* Written exercise:
Below are the entries; state how many of their lines contain the string "konstrukce", and nothing more.

* Supplied material:

══════════

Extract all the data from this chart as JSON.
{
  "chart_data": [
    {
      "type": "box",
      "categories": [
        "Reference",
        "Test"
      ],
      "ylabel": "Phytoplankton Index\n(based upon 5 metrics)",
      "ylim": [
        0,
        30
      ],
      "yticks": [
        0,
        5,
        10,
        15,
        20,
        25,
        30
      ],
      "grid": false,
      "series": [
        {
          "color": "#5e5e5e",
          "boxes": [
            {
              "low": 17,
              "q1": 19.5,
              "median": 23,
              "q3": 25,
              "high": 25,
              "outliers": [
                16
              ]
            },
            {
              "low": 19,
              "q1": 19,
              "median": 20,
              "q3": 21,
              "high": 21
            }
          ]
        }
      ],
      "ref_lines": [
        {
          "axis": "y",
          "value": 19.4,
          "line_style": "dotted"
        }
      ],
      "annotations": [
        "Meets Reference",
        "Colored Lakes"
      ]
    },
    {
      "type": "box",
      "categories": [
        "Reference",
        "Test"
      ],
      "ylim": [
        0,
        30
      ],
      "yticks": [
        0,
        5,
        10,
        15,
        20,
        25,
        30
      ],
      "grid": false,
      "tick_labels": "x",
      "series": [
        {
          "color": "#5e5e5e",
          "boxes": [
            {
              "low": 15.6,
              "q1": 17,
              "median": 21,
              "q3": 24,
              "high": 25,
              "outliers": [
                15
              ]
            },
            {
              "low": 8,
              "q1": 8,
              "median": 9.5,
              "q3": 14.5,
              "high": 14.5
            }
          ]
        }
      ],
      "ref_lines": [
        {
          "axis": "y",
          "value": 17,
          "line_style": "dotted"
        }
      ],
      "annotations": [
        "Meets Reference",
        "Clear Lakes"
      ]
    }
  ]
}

══════════

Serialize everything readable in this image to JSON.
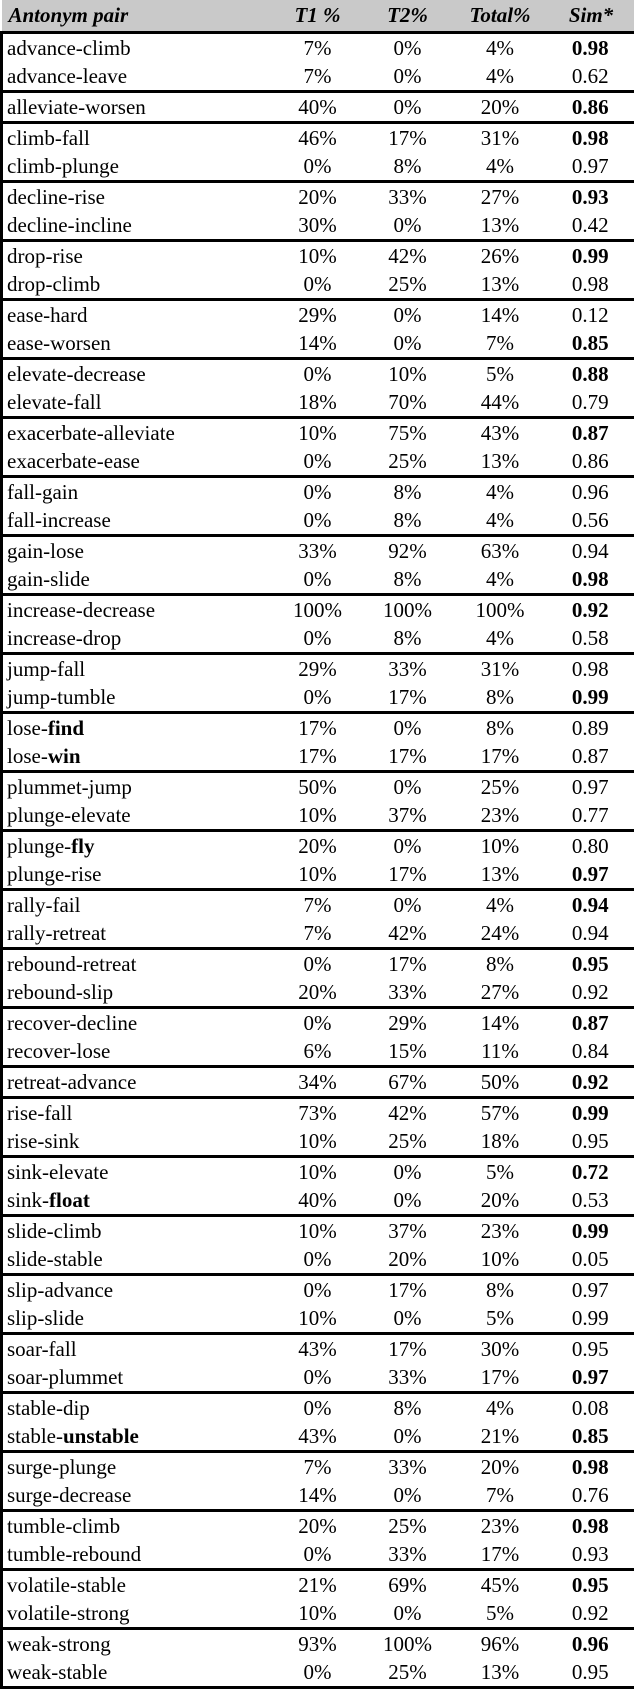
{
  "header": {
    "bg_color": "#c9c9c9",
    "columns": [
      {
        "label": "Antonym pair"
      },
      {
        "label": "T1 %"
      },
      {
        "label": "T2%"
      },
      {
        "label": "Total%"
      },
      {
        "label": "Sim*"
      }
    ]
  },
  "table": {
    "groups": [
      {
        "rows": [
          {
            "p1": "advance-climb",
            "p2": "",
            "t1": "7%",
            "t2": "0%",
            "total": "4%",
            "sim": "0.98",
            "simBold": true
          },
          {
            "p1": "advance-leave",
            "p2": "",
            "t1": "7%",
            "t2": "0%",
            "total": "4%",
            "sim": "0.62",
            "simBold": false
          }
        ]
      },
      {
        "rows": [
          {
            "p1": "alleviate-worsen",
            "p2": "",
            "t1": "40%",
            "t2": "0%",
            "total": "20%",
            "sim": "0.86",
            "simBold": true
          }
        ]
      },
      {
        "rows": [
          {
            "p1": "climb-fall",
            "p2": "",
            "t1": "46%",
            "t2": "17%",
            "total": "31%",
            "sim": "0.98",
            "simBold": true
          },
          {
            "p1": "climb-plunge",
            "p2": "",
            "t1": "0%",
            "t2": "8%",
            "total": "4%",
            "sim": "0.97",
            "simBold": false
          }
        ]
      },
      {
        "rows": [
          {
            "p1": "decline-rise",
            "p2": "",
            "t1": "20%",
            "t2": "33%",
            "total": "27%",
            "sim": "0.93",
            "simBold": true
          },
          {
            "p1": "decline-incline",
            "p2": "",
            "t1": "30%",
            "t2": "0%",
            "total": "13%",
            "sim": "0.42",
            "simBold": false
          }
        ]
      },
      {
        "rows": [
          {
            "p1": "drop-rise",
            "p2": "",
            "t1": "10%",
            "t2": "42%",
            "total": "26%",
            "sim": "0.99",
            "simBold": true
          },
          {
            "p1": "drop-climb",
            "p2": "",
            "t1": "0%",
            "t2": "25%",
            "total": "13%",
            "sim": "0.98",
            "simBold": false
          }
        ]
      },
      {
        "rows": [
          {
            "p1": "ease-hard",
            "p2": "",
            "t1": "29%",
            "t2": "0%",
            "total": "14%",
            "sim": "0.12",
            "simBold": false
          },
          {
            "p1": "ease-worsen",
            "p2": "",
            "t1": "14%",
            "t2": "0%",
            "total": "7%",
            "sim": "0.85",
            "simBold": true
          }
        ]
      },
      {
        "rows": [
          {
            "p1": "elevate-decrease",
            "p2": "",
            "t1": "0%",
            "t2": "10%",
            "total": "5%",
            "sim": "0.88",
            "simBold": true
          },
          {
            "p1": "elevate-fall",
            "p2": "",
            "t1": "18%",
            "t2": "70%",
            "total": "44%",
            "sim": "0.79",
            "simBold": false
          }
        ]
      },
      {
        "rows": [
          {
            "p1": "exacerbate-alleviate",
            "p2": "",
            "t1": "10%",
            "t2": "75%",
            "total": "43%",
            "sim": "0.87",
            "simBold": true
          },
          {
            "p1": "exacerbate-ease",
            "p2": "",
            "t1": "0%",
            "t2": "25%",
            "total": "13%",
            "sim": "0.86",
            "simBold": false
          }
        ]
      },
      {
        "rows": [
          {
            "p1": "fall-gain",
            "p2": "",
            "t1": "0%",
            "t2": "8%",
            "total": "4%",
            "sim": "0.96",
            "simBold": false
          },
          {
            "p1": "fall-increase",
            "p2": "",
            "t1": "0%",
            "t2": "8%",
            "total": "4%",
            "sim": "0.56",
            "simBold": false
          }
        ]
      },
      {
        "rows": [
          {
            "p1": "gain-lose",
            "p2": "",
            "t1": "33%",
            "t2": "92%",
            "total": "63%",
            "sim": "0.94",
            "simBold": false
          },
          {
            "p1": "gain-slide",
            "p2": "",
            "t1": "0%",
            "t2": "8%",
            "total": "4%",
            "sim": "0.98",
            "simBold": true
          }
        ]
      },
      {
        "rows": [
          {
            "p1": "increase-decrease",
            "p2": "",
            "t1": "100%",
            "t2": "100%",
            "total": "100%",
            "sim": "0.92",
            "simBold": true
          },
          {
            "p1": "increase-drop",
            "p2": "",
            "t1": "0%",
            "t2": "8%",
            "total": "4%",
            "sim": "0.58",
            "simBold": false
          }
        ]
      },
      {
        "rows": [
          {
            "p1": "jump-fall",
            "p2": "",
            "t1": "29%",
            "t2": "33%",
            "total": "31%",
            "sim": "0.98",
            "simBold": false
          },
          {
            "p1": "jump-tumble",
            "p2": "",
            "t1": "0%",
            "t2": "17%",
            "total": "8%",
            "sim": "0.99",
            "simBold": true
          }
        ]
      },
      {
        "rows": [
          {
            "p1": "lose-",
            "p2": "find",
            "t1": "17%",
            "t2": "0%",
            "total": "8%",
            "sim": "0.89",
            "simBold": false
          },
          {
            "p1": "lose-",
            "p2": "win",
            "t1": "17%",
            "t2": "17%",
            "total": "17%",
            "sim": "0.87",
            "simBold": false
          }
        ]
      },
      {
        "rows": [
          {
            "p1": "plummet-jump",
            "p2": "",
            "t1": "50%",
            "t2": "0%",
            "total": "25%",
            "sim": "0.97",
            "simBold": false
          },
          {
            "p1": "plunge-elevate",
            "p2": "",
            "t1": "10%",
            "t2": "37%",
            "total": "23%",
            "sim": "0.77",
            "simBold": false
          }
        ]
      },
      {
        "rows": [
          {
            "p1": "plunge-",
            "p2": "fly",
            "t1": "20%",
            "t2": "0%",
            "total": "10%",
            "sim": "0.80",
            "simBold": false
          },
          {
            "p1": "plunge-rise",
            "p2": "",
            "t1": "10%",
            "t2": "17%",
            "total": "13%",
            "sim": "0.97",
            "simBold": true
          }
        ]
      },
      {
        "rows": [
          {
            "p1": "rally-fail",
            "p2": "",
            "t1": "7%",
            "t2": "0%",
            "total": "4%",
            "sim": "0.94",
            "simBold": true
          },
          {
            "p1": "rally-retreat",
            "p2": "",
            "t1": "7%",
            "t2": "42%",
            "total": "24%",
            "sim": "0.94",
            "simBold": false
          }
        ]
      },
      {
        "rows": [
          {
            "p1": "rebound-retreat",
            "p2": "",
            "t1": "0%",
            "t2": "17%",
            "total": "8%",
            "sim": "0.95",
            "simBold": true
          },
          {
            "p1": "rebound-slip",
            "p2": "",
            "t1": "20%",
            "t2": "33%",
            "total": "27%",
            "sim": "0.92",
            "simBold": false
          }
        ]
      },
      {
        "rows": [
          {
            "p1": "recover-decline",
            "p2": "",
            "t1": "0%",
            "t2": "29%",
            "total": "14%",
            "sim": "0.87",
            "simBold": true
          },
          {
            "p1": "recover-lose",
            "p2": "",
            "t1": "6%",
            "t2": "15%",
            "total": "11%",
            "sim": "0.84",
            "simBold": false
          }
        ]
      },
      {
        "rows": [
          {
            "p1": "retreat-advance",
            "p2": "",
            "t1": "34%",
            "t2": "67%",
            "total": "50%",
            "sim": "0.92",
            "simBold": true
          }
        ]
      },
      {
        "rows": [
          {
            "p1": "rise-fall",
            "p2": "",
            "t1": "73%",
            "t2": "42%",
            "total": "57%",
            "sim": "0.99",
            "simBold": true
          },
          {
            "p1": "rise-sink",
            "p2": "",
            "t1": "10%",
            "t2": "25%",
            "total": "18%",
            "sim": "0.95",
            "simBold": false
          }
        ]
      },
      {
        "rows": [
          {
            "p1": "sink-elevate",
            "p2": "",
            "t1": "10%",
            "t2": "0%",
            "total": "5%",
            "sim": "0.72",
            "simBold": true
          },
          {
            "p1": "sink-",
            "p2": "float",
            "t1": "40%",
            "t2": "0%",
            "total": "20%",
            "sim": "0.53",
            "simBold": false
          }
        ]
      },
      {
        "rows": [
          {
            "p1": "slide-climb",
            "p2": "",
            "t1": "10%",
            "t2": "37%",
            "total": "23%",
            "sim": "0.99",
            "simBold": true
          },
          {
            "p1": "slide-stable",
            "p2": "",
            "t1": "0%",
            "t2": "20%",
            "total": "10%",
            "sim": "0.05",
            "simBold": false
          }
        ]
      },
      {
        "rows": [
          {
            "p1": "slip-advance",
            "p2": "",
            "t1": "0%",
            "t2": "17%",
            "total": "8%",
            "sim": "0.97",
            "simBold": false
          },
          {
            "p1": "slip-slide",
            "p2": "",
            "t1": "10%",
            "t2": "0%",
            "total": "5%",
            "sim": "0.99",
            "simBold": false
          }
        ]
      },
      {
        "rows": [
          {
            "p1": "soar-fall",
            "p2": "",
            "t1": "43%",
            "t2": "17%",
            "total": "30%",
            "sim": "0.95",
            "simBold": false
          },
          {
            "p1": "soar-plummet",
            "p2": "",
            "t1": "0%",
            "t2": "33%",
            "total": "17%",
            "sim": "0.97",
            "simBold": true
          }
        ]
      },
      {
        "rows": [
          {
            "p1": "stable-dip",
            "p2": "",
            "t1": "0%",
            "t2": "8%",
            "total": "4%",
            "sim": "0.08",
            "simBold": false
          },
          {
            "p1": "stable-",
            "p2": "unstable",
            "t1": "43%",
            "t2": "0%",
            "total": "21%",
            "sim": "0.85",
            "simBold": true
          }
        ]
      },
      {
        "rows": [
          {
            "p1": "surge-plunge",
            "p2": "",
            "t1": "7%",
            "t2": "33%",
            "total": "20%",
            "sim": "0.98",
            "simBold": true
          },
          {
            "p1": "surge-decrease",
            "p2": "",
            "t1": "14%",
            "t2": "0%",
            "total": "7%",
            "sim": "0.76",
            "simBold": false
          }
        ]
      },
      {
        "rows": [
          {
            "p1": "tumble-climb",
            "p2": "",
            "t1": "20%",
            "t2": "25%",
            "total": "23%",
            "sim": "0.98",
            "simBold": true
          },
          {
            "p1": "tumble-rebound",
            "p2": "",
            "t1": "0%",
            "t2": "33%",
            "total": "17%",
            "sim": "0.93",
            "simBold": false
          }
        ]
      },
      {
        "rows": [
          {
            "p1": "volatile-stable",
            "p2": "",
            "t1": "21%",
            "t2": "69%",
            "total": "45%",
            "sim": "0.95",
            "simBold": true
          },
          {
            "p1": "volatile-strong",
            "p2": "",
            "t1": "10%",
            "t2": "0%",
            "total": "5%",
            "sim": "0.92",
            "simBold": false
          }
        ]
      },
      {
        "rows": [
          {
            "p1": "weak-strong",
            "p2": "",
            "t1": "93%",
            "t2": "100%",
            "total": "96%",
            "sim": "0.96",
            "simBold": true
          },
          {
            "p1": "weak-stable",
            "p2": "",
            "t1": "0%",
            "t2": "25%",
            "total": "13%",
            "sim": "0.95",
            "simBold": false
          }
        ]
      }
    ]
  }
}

══════════

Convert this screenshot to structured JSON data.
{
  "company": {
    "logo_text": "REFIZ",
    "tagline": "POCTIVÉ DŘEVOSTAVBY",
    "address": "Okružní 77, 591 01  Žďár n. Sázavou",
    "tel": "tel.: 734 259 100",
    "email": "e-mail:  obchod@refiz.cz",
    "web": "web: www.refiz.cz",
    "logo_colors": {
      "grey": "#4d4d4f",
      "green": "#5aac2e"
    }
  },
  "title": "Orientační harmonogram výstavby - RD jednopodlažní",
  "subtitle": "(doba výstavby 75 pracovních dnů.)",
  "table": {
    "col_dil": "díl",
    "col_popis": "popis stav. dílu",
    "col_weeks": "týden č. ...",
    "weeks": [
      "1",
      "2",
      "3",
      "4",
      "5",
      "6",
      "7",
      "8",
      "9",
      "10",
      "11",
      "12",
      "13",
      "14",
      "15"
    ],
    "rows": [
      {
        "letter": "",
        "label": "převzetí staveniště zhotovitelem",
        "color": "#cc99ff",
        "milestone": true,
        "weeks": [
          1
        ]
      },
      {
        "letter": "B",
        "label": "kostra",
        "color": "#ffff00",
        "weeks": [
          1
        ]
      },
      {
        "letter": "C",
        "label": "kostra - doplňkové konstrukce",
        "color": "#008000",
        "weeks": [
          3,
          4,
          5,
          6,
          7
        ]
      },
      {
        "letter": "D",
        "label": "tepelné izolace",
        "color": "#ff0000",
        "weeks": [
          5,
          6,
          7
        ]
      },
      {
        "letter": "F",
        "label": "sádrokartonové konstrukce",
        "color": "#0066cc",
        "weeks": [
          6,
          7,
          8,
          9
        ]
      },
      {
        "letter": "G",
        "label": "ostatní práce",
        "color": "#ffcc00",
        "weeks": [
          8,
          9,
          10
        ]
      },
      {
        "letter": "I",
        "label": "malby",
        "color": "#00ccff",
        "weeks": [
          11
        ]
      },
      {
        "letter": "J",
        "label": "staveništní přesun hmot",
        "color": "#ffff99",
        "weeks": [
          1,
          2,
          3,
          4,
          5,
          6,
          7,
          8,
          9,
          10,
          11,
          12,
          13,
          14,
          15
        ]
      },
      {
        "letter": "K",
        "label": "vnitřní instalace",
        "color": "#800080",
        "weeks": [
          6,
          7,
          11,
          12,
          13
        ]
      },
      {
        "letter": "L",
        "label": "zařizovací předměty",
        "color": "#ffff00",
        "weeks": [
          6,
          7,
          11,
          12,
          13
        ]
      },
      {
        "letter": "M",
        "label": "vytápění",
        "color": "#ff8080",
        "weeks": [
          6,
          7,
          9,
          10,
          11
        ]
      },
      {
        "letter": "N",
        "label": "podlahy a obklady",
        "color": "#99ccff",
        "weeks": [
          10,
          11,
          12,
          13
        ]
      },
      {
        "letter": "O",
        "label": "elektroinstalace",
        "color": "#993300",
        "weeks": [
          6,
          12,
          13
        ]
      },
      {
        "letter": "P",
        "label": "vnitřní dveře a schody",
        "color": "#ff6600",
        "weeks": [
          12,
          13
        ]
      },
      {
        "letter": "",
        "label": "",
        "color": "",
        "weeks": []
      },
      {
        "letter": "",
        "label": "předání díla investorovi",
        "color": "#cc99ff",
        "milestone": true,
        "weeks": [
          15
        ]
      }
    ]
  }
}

══════════

* Reply:
2